## START Recorded information

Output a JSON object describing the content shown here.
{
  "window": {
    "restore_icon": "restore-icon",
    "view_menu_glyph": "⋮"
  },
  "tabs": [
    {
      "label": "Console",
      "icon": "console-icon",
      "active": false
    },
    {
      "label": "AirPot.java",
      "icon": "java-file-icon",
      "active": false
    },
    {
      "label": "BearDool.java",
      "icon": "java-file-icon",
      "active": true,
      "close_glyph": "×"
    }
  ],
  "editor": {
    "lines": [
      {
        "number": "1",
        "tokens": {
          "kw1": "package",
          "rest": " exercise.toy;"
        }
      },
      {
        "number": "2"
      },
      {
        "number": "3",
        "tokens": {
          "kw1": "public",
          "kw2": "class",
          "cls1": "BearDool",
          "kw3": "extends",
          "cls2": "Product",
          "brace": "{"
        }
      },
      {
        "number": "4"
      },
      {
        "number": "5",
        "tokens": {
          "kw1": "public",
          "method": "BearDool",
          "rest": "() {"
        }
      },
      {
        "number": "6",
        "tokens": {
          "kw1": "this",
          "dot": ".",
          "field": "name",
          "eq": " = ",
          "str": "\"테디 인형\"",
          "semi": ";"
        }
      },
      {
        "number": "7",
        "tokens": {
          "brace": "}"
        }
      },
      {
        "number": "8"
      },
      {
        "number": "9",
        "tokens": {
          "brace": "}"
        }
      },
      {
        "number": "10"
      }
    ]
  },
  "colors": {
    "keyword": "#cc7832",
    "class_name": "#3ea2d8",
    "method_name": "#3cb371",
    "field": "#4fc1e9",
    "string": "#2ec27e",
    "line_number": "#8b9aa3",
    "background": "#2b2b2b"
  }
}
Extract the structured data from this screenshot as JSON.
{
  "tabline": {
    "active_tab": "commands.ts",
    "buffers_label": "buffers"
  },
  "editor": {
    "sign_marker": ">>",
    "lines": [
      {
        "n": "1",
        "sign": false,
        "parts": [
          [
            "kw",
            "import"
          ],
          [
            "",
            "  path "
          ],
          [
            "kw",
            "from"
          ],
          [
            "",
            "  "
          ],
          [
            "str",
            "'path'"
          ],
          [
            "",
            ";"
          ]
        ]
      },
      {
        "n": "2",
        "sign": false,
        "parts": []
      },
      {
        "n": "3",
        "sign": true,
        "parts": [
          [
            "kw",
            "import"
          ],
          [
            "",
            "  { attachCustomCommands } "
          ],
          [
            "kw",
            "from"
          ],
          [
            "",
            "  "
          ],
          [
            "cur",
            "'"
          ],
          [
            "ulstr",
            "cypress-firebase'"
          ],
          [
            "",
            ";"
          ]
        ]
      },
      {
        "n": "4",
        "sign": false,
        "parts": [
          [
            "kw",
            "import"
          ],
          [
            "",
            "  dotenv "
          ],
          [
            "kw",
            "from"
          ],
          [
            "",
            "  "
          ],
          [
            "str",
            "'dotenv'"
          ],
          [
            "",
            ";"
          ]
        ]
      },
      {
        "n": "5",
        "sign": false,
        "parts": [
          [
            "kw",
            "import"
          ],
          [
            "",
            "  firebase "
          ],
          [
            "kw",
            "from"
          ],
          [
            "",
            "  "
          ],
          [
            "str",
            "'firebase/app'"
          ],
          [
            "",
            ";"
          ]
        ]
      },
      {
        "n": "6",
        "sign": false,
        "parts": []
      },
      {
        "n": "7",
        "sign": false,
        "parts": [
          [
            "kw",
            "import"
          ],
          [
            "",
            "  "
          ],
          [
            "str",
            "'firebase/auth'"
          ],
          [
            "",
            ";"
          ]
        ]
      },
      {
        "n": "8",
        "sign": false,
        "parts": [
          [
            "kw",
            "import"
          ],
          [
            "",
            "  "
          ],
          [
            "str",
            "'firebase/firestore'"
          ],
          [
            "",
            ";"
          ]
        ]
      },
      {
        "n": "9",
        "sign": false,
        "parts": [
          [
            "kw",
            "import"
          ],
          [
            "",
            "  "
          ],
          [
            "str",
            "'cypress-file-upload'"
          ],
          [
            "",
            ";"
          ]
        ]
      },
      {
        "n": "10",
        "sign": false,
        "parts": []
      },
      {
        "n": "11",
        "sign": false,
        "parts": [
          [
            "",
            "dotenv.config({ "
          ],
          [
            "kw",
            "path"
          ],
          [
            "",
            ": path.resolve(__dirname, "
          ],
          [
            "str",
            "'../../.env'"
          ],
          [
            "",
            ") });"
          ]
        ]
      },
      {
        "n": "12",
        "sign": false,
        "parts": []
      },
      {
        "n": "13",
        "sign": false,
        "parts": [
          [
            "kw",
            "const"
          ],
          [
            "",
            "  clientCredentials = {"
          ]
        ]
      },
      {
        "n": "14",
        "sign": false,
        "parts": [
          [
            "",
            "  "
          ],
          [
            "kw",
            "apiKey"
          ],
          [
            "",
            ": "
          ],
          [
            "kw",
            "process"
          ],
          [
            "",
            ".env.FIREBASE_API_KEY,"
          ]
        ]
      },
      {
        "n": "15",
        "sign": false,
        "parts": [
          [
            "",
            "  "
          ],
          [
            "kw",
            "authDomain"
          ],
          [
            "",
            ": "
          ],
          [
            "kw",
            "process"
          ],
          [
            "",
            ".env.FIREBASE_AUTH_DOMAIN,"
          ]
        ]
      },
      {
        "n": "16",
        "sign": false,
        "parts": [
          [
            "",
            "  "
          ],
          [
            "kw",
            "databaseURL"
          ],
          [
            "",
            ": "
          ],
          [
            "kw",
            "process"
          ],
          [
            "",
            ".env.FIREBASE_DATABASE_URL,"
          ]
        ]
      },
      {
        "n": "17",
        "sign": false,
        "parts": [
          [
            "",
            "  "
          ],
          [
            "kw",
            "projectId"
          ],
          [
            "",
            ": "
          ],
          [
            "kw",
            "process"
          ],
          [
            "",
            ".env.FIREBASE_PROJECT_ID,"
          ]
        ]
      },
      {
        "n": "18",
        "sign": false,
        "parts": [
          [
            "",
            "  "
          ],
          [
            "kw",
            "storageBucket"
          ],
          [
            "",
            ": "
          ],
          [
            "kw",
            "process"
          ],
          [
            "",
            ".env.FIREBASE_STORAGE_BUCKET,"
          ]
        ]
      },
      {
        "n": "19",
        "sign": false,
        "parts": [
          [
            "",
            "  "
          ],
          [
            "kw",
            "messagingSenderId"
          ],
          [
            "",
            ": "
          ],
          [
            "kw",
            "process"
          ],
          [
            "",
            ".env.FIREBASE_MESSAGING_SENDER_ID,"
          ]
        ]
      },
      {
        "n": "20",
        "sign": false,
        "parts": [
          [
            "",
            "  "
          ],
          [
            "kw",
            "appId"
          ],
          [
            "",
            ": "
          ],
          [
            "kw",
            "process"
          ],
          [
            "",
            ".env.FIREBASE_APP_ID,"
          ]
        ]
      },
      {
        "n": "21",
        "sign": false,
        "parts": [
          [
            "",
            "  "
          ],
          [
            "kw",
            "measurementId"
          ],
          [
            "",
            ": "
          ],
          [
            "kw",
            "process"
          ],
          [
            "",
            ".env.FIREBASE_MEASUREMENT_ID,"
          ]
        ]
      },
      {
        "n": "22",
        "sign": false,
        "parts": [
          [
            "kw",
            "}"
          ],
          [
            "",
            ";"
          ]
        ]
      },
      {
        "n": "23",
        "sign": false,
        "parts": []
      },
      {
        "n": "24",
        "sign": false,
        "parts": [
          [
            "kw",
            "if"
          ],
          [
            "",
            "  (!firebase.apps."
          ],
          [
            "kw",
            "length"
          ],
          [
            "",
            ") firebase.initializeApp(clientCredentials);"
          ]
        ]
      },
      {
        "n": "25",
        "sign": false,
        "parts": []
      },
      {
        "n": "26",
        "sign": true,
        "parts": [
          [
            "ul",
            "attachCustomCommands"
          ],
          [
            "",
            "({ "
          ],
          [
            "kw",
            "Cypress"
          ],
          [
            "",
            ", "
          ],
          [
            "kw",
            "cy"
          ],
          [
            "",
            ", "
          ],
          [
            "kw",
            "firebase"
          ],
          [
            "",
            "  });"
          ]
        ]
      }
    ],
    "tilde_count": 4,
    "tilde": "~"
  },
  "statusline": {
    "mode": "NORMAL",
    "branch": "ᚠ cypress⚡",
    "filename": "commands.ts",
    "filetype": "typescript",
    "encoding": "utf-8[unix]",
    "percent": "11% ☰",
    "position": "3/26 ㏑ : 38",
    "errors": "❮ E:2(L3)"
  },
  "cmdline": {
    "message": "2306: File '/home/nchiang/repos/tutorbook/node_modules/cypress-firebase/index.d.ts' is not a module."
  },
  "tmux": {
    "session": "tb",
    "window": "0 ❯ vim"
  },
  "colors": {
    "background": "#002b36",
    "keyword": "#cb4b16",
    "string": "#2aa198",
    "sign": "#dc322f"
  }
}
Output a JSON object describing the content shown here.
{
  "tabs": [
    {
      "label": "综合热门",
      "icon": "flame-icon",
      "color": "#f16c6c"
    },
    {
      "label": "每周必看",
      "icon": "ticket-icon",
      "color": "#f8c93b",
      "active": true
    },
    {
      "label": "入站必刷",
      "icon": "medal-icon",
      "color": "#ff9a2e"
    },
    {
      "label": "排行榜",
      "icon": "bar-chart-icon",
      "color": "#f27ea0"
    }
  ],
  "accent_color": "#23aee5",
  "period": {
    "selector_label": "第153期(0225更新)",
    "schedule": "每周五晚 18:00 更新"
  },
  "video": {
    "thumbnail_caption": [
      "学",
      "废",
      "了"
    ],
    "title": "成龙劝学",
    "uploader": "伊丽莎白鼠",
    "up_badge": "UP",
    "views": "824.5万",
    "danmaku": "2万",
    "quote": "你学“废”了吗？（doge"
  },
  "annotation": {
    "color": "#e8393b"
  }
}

## END Recorded information

Tally the lines of the listing in which the word "background" occurs, and state the total alone.

2